--- Supplied records ---

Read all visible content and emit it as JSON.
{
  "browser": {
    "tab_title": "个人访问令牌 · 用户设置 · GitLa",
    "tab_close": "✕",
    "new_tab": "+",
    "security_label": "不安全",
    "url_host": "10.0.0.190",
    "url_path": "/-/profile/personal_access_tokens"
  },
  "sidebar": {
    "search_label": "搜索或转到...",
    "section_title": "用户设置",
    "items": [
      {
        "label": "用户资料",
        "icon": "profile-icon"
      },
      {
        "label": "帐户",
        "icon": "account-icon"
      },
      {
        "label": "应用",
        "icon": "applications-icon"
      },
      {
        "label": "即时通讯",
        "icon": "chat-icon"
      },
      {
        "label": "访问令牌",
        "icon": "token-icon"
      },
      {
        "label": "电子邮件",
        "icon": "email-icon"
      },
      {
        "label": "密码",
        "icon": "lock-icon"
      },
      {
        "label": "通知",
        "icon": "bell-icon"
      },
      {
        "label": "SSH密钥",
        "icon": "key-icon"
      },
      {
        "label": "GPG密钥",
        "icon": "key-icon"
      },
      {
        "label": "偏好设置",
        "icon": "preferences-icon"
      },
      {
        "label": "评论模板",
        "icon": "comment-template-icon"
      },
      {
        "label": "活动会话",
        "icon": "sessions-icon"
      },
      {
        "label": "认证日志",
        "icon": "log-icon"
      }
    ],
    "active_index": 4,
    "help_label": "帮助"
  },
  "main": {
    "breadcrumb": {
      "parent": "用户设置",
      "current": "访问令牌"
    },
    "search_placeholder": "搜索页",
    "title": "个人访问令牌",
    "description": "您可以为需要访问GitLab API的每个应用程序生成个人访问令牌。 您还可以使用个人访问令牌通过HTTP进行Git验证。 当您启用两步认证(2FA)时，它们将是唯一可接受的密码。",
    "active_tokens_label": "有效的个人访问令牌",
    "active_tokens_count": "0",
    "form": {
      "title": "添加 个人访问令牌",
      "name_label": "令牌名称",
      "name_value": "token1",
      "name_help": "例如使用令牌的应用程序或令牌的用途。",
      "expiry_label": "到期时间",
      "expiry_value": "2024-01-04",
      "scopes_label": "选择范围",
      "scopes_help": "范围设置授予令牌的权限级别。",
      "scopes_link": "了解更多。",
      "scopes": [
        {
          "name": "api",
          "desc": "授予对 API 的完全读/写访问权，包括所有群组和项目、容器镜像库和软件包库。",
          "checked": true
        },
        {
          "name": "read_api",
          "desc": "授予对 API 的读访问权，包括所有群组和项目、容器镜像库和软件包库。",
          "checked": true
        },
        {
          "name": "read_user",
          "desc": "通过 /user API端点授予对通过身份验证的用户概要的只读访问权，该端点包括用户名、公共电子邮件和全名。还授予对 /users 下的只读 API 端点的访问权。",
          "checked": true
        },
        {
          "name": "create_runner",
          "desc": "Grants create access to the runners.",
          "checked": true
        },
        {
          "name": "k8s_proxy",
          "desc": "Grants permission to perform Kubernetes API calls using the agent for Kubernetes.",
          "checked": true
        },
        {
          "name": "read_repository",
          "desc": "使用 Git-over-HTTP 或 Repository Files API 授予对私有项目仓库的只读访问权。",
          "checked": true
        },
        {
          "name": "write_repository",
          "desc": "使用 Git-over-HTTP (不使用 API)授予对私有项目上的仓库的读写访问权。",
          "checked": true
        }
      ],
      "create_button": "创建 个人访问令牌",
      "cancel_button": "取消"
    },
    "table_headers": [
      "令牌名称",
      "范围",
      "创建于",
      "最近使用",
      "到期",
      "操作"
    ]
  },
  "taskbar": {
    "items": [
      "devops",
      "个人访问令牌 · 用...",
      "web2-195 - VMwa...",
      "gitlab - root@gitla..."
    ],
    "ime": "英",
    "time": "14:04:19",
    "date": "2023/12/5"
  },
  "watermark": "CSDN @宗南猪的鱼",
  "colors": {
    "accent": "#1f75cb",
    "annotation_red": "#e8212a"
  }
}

---

▶ **Requirements**
Only lines holding the string "over" are wanted; gather each one from the entries above.

▶ **Exercise output**
          "desc": "使用 Git-over-HTTP 或 Repository Files API 授予对私有项目仓库的只读访问权。",
          "desc": "使用 Git-over-HTTP (不使用 API)授予对私有项目上的仓库的读写访问权。",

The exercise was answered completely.